## BEGIN DATA ROWS
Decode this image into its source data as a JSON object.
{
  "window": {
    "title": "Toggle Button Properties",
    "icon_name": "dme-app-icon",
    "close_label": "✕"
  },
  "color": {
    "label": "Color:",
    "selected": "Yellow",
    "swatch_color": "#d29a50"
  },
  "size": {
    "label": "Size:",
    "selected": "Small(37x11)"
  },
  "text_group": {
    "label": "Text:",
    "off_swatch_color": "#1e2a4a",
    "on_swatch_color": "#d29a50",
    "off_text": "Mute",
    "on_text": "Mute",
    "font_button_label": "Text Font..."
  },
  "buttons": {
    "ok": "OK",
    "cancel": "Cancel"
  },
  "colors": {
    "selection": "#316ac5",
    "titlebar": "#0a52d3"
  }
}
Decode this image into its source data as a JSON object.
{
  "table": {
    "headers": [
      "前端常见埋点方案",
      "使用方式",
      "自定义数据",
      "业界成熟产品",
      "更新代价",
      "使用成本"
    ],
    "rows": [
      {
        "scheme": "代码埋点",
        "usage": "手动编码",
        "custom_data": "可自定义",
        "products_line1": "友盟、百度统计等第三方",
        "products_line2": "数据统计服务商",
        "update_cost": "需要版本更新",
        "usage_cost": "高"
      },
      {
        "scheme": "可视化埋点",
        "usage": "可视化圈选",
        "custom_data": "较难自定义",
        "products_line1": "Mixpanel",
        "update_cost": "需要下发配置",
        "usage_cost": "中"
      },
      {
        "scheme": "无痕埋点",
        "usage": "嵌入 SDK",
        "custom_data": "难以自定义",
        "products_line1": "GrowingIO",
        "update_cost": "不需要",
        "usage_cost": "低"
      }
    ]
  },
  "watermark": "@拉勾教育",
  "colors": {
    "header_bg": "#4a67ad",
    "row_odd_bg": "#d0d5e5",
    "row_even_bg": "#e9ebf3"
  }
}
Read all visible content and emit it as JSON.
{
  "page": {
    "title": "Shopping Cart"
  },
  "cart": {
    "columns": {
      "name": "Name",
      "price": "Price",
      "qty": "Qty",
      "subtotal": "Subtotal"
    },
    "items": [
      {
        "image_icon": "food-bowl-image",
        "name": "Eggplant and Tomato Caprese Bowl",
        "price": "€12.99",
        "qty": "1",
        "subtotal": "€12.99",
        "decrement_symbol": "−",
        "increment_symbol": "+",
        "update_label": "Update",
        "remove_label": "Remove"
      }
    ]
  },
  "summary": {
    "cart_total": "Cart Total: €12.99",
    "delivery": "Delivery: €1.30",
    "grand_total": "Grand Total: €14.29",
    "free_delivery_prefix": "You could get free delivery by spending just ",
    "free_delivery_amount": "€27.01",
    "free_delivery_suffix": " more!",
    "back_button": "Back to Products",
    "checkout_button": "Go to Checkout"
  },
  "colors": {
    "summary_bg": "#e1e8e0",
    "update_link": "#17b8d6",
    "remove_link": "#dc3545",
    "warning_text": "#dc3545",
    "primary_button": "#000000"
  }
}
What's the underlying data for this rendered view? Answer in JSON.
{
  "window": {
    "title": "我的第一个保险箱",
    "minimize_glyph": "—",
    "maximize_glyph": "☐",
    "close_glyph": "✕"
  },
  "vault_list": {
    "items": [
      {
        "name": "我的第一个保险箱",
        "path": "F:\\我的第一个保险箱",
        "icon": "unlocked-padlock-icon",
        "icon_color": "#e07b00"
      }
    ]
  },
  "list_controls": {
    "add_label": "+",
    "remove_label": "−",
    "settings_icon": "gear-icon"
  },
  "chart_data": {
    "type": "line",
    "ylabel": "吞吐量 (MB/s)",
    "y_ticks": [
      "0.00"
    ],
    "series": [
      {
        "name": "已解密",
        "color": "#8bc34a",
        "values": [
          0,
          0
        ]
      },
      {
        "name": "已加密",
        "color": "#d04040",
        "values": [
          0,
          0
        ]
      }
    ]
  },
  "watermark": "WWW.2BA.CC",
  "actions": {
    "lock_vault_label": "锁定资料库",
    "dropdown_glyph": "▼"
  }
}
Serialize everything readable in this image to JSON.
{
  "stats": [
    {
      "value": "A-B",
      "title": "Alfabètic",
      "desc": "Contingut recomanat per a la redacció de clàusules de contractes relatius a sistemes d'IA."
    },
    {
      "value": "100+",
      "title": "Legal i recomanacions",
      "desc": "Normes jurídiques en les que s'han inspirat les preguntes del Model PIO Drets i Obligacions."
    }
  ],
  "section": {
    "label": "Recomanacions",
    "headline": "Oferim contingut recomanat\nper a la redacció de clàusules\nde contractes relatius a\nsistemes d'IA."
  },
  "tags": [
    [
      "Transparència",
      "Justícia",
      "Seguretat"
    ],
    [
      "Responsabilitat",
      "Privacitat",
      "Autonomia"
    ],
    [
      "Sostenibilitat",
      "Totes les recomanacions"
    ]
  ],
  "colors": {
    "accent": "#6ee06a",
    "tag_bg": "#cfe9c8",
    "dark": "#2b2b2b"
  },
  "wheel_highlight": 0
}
## END DATA ROWS
**TASK TO CARRY OUT:**
Your task is to reproduce all of the records exactly.

**SOLUTION BELOW:**
Decode this image into its source data as a JSON object.
{
  "window": {
    "title": "Toggle Button Properties",
    "icon_name": "dme-app-icon",
    "close_label": "✕"
  },
  "color": {
    "label": "Color:",
    "selected": "Yellow",
    "swatch_color": "#d29a50"
  },
  "size": {
    "label": "Size:",
    "selected": "Small(37x11)"
  },
  "text_group": {
    "label": "Text:",
    "off_swatch_color": "#1e2a4a",
    "on_swatch_color": "#d29a50",
    "off_text": "Mute",
    "on_text": "Mute",
    "font_button_label": "Text Font..."
  },
  "buttons": {
    "ok": "OK",
    "cancel": "Cancel"
  },
  "colors": {
    "selection": "#316ac5",
    "titlebar": "#0a52d3"
  }
}
Decode this image into its source data as a JSON object.
{
  "table": {
    "headers": [
      "前端常见埋点方案",
      "使用方式",
      "自定义数据",
      "业界成熟产品",
      "更新代价",
      "使用成本"
    ],
    "rows": [
      {
        "scheme": "代码埋点",
        "usage": "手动编码",
        "custom_data": "可自定义",
        "products_line1": "友盟、百度统计等第三方",
        "products_line2": "数据统计服务商",
        "update_cost": "需要版本更新",
        "usage_cost": "高"
      },
      {
        "scheme": "可视化埋点",
        "usage": "可视化圈选",
        "custom_data": "较难自定义",
        "products_line1": "Mixpanel",
        "update_cost": "需要下发配置",
        "usage_cost": "中"
      },
      {
        "scheme": "无痕埋点",
        "usage": "嵌入 SDK",
        "custom_data": "难以自定义",
        "products_line1": "GrowingIO",
        "update_cost": "不需要",
        "usage_cost": "低"
      }
    ]
  },
  "watermark": "@拉勾教育",
  "colors": {
    "header_bg": "#4a67ad",
    "row_odd_bg": "#d0d5e5",
    "row_even_bg": "#e9ebf3"
  }
}
Read all visible content and emit it as JSON.
{
  "page": {
    "title": "Shopping Cart"
  },
  "cart": {
    "columns": {
      "name": "Name",
      "price": "Price",
      "qty": "Qty",
      "subtotal": "Subtotal"
    },
    "items": [
      {
        "image_icon": "food-bowl-image",
        "name": "Eggplant and Tomato Caprese Bowl",
        "price": "€12.99",
        "qty": "1",
        "subtotal": "€12.99",
        "decrement_symbol": "−",
        "increment_symbol": "+",
        "update_label": "Update",
        "remove_label": "Remove"
      }
    ]
  },
  "summary": {
    "cart_total": "Cart Total: €12.99",
    "delivery": "Delivery: €1.30",
    "grand_total": "Grand Total: €14.29",
    "free_delivery_prefix": "You could get free delivery by spending just ",
    "free_delivery_amount": "€27.01",
    "free_delivery_suffix": " more!",
    "back_button": "Back to Products",
    "checkout_button": "Go to Checkout"
  },
  "colors": {
    "summary_bg": "#e1e8e0",
    "update_link": "#17b8d6",
    "remove_link": "#dc3545",
    "warning_text": "#dc3545",
    "primary_button": "#000000"
  }
}
What's the underlying data for this rendered view? Answer in JSON.
{
  "window": {
    "title": "我的第一个保险箱",
    "minimize_glyph": "—",
    "maximize_glyph": "☐",
    "close_glyph": "✕"
  },
  "vault_list": {
    "items": [
      {
        "name": "我的第一个保险箱",
        "path": "F:\\我的第一个保险箱",
        "icon": "unlocked-padlock-icon",
        "icon_color": "#e07b00"
      }
    ]
  },
  "list_controls": {
    "add_label": "+",
    "remove_label": "−",
    "settings_icon": "gear-icon"
  },
  "chart_data": {
    "type": "line",
    "ylabel": "吞吐量 (MB/s)",
    "y_ticks": [
      "0.00"
    ],
    "series": [
      {
        "name": "已解密",
        "color": "#8bc34a",
        "values": [
          0,
          0
        ]
      },
      {
        "name": "已加密",
        "color": "#d04040",
        "values": [
          0,
          0
        ]
      }
    ]
  },
  "watermark": "WWW.2BA.CC",
  "actions": {
    "lock_vault_label": "锁定资料库",
    "dropdown_glyph": "▼"
  }
}
Serialize everything readable in this image to JSON.
{
  "stats": [
    {
      "value": "A-B",
      "title": "Alfabètic",
      "desc": "Contingut recomanat per a la redacció de clàusules de contractes relatius a sistemes d'IA."
    },
    {
      "value": "100+",
      "title": "Legal i recomanacions",
      "desc": "Normes jurídiques en les que s'han inspirat les preguntes del Model PIO Drets i Obligacions."
    }
  ],
  "section": {
    "label": "Recomanacions",
    "headline": "Oferim contingut recomanat\nper a la redacció de clàusules\nde contractes relatius a\nsistemes d'IA."
  },
  "tags": [
    [
      "Transparència",
      "Justícia",
      "Seguretat"
    ],
    [
      "Responsabilitat",
      "Privacitat",
      "Autonomia"
    ],
    [
      "Sostenibilitat",
      "Totes les recomanacions"
    ]
  ],
  "colors": {
    "accent": "#6ee06a",
    "tag_bg": "#cfe9c8",
    "dark": "#2b2b2b"
  },
  "wheel_highlight": 0
}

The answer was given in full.